GOAL:
All lines featuring the string "JSON" are to be listed.

EXERCISE MATERIAL:
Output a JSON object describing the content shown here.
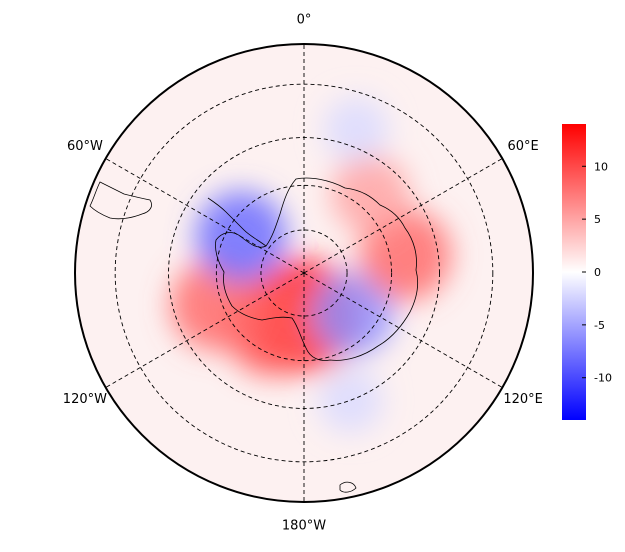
{
  "chart_data": {
    "type": "heatmap",
    "projection": "south-polar-stereographic",
    "title": "",
    "longitude_labels": [
      "0°",
      "60°E",
      "120°E",
      "180°W",
      "120°W",
      "60°W"
    ],
    "longitude_lines_deg": [
      0,
      60,
      120,
      180,
      240,
      300
    ],
    "latitude_circles_deg": [
      -30,
      -45,
      -60,
      -75
    ],
    "boundary_latitude_deg": -20,
    "colorbar": {
      "colormap": "bwr",
      "range": [
        -14,
        14
      ],
      "ticks": [
        10,
        5,
        0,
        -5,
        -10
      ],
      "tick_labels": [
        "10",
        "5",
        "0",
        "-5",
        "-10"
      ],
      "colors": {
        "low": "#0000ff",
        "mid": "#ffffff",
        "high": "#ff0000"
      }
    },
    "anomaly_features": [
      {
        "lon_deg": 180,
        "lat_deg": -75,
        "value": 13
      },
      {
        "lon_deg": 210,
        "lat_deg": -68,
        "value": 9
      },
      {
        "lon_deg": 250,
        "lat_deg": -58,
        "value": 8
      },
      {
        "lon_deg": 300,
        "lat_deg": -65,
        "value": -8
      },
      {
        "lon_deg": 130,
        "lat_deg": -68,
        "value": -6
      },
      {
        "lon_deg": 80,
        "lat_deg": -55,
        "value": 8
      },
      {
        "lon_deg": 40,
        "lat_deg": -55,
        "value": 5
      },
      {
        "lon_deg": 20,
        "lat_deg": -40,
        "value": -2
      },
      {
        "lon_deg": 160,
        "lat_deg": -45,
        "value": -2
      }
    ],
    "grid": true,
    "legend": "colorbar-right"
  }
}
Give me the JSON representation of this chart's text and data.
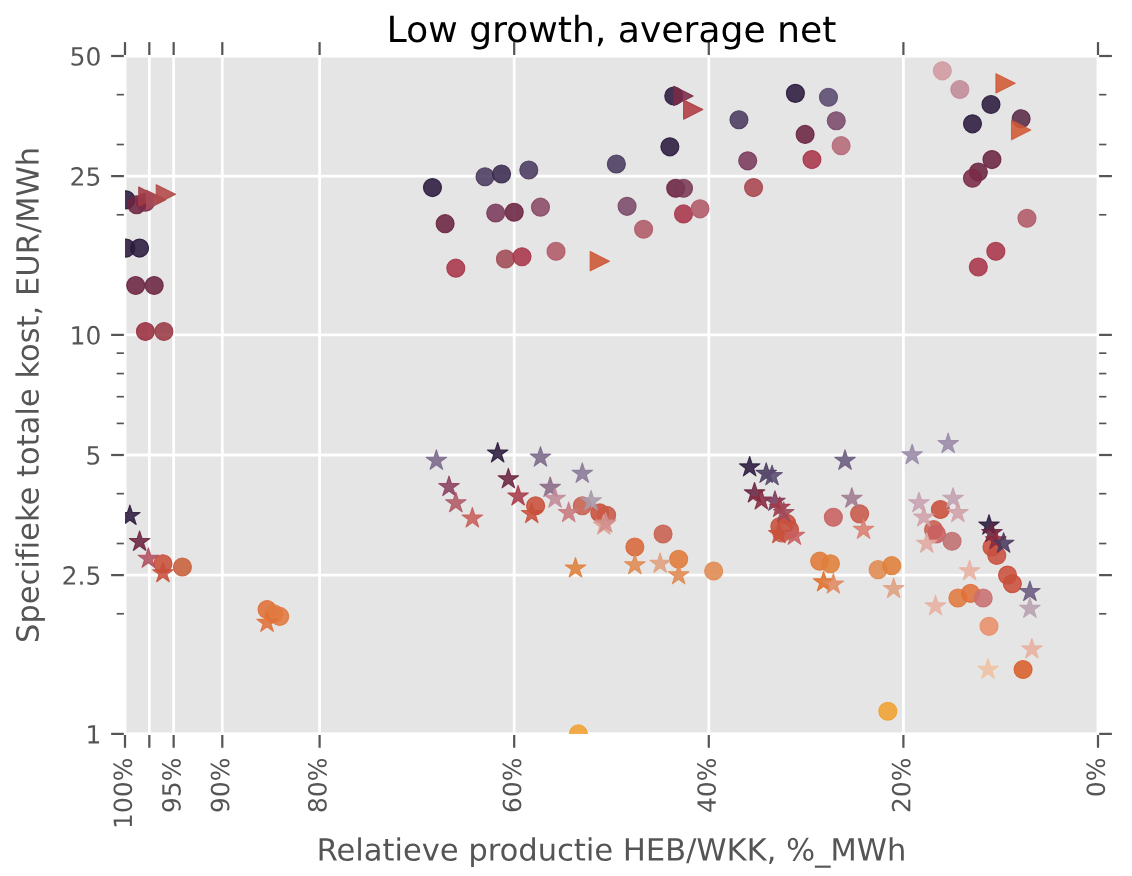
{
  "chart_data": {
    "type": "scatter",
    "title": "Low growth, average net",
    "xlabel": "Relatieve productie HEB/WKK, %_MWh",
    "ylabel": "Specifieke totale kost, EUR/MWh",
    "log": "y",
    "grid": true,
    "xlim": [
      100,
      0
    ],
    "xticks": [
      {
        "value": 100,
        "label": "100%"
      },
      {
        "value": 97.5,
        "label": null
      },
      {
        "value": 95,
        "label": "95%"
      },
      {
        "value": 90,
        "label": "90%"
      },
      {
        "value": 80,
        "label": "80%"
      },
      {
        "value": 60,
        "label": "60%"
      },
      {
        "value": 40,
        "label": "40%"
      },
      {
        "value": 20,
        "label": "20%"
      },
      {
        "value": 0,
        "label": "0%"
      }
    ],
    "ylim": [
      1,
      50
    ],
    "yticks": [
      1,
      2.5,
      5,
      10,
      25,
      50
    ],
    "series": [
      {
        "marker": "circle",
        "x": [
          99.9,
          98.8,
          97.9,
          99.9,
          98.5,
          98.9,
          97.0,
          97.9,
          96.0,
          68.4,
          67.1,
          66.0,
          63.0,
          61.3,
          58.5,
          61.9,
          60.0,
          57.3,
          60.9,
          59.2,
          55.7,
          49.5,
          48.4,
          46.7,
          44.0,
          43.6,
          43.4,
          42.6,
          42.6,
          40.9,
          36.9,
          36.0,
          35.4,
          31.1,
          27.7,
          30.1,
          26.9,
          29.4,
          26.4,
          16.0,
          14.2,
          11.0,
          12.9,
          7.9,
          10.9,
          12.3,
          12.9,
          7.3,
          10.5,
          12.3,
          96.1,
          94.1,
          85.4,
          84.7,
          84.1,
          57.8,
          53.0,
          51.2,
          50.5,
          47.6,
          44.7,
          43.1,
          39.5,
          32.7,
          32.0,
          31.7,
          32.5,
          27.2,
          24.5,
          28.6,
          27.5,
          22.6,
          21.2,
          21.6,
          16.2,
          16.9,
          16.6,
          15.0,
          14.4,
          13.1,
          11.8,
          11.2,
          10.9,
          10.4,
          9.3,
          8.8,
          7.7,
          53.4
        ],
        "values": [
          21.8,
          21.2,
          21.5,
          16.5,
          16.5,
          13.3,
          13.3,
          10.2,
          10.2,
          23.4,
          19.0,
          14.7,
          24.9,
          25.3,
          25.9,
          20.2,
          20.3,
          20.9,
          15.5,
          15.7,
          16.2,
          26.8,
          21.0,
          18.4,
          29.6,
          39.7,
          23.3,
          23.3,
          20.1,
          20.7,
          34.6,
          27.3,
          23.4,
          40.3,
          39.4,
          31.8,
          34.4,
          27.5,
          29.8,
          45.9,
          41.2,
          37.8,
          33.8,
          34.8,
          27.5,
          25.6,
          24.7,
          19.6,
          16.2,
          14.8,
          2.67,
          2.62,
          2.05,
          2.0,
          1.97,
          3.73,
          3.73,
          3.58,
          3.53,
          2.94,
          3.17,
          2.74,
          2.56,
          3.31,
          3.37,
          3.25,
          3.19,
          3.49,
          3.56,
          2.71,
          2.67,
          2.58,
          2.64,
          1.14,
          3.65,
          3.25,
          3.17,
          3.04,
          2.19,
          2.25,
          2.19,
          1.86,
          2.94,
          2.8,
          2.5,
          2.38,
          1.45,
          1.0
        ],
        "colors": [
          "#2b1a3d",
          "#6b2340",
          "#7a2a48",
          "#2b1a3d",
          "#2b1a3d",
          "#6b2340",
          "#6b2340",
          "#9a2e3e",
          "#9a3a45",
          "#2b1a3d",
          "#6b2340",
          "#a8364a",
          "#4a3a5e",
          "#3a2a50",
          "#4a3a5e",
          "#7a3a5a",
          "#6b2340",
          "#8a4a66",
          "#a04a55",
          "#a8364a",
          "#b05a68",
          "#4a3a5e",
          "#7a4a6a",
          "#b05a68",
          "#2b1a3d",
          "#2b1a3d",
          "#6b2340",
          "#7a3a55",
          "#a8364a",
          "#b05a68",
          "#4a3a5e",
          "#7a3a5a",
          "#a8464e",
          "#2b1a3d",
          "#5a4a6e",
          "#6b2340",
          "#7a4a6a",
          "#a8364a",
          "#b56a78",
          "#d09aa0",
          "#c08a98",
          "#2b1a3d",
          "#2b1a3d",
          "#5a2a45",
          "#6b2340",
          "#6b2340",
          "#7a2a48",
          "#b05a68",
          "#a8364a",
          "#a8364a",
          "#c8503a",
          "#c8603a",
          "#e07038",
          "#e07a40",
          "#e07a40",
          "#c8503a",
          "#c86050",
          "#c8503a",
          "#c85a48",
          "#d8683a",
          "#c86050",
          "#e07a38",
          "#e08a50",
          "#c8503a",
          "#c8503a",
          "#c85040",
          "#c86050",
          "#c86060",
          "#c85a4a",
          "#e07a38",
          "#e0803a",
          "#e08a50",
          "#e0803a",
          "#f0a030",
          "#c8503a",
          "#c86050",
          "#c86060",
          "#c07070",
          "#e07a40",
          "#e07038",
          "#c87070",
          "#e8906a",
          "#c8503a",
          "#c85040",
          "#c8503a",
          "#c8503a",
          "#d8602a",
          "#f0a030"
        ]
      },
      {
        "marker": "triangle",
        "x": [
          97.6,
          96.8,
          95.8,
          51.2,
          42.6,
          41.6,
          9.5,
          7.9
        ],
        "values": [
          22.2,
          21.8,
          22.5,
          15.3,
          39.7,
          36.7,
          42.7,
          32.6
        ],
        "colors": [
          "#a03a45",
          "#a84a55",
          "#b04848",
          "#cc5533",
          "#7a2a48",
          "#b03a40",
          "#d05a35",
          "#d05a35"
        ]
      },
      {
        "marker": "star",
        "x": [
          99.5,
          98.5,
          97.6,
          96.1,
          85.4,
          68.0,
          61.7,
          57.3,
          60.6,
          66.7,
          66.0,
          64.3,
          59.6,
          56.3,
          55.8,
          53.0,
          52.1,
          58.2,
          54.4,
          50.8,
          50.6,
          53.7,
          47.6,
          45.0,
          43.1,
          35.8,
          34.1,
          33.5,
          35.3,
          34.6,
          33.2,
          32.7,
          32.3,
          32.8,
          31.2,
          26.0,
          25.3,
          24.1,
          28.2,
          27.2,
          21.0,
          19.1,
          15.4,
          18.4,
          17.9,
          17.6,
          14.9,
          14.4,
          16.7,
          13.2,
          11.3,
          11.2,
          10.9,
          10.5,
          9.7,
          7.0,
          7.0,
          6.8
        ],
        "values": [
          3.52,
          3.03,
          2.75,
          2.53,
          1.9,
          4.84,
          5.05,
          4.93,
          4.35,
          4.16,
          3.79,
          3.47,
          3.94,
          4.14,
          3.89,
          4.49,
          3.83,
          3.56,
          3.58,
          3.33,
          3.37,
          2.6,
          2.65,
          2.67,
          2.5,
          4.66,
          4.49,
          4.43,
          4.01,
          3.85,
          3.82,
          3.69,
          3.58,
          3.17,
          3.14,
          4.84,
          3.89,
          3.25,
          2.4,
          2.37,
          2.31,
          5.0,
          5.33,
          3.79,
          3.49,
          3.0,
          3.89,
          3.58,
          2.09,
          2.56,
          1.45,
          3.33,
          3.19,
          3.06,
          3.0,
          2.27,
          2.06,
          1.63
        ],
        "colors": [
          "#2b1a3d",
          "#6b2340",
          "#b05060",
          "#c8503a",
          "#e07038",
          "#7a6a8a",
          "#2b1a3d",
          "#7a6a8a",
          "#6b2340",
          "#8a4060",
          "#b05a68",
          "#c8605a",
          "#a83a4a",
          "#8a6a88",
          "#c08a98",
          "#8a7a98",
          "#a89aaa",
          "#c8503a",
          "#c87a80",
          "#e0a090",
          "#d09090",
          "#e0803a",
          "#e08a50",
          "#e0a080",
          "#e08a50",
          "#2b1a3d",
          "#4a3a5e",
          "#5a4a6e",
          "#6b2340",
          "#8a2a40",
          "#7a3a5a",
          "#a03a4a",
          "#a04a5a",
          "#c8503a",
          "#c86060",
          "#6a5a7e",
          "#a07a90",
          "#d88070",
          "#e0702a",
          "#e08a60",
          "#e0a080",
          "#9a8aa8",
          "#9a8aa8",
          "#c8a0b0",
          "#d0a0a8",
          "#e0a8a0",
          "#c0a0b0",
          "#d0a0a8",
          "#e8b0a0",
          "#e8b0a0",
          "#f0c0a0",
          "#2b1a3d",
          "#6b2340",
          "#8a2a40",
          "#4a3a5e",
          "#6a5a7e",
          "#b8a0b0",
          "#e8b0a0"
        ]
      }
    ]
  }
}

TASK ANSWER:
Output a JSON object describing the content shown here.
Give me the JSON representation of this chart's text and data.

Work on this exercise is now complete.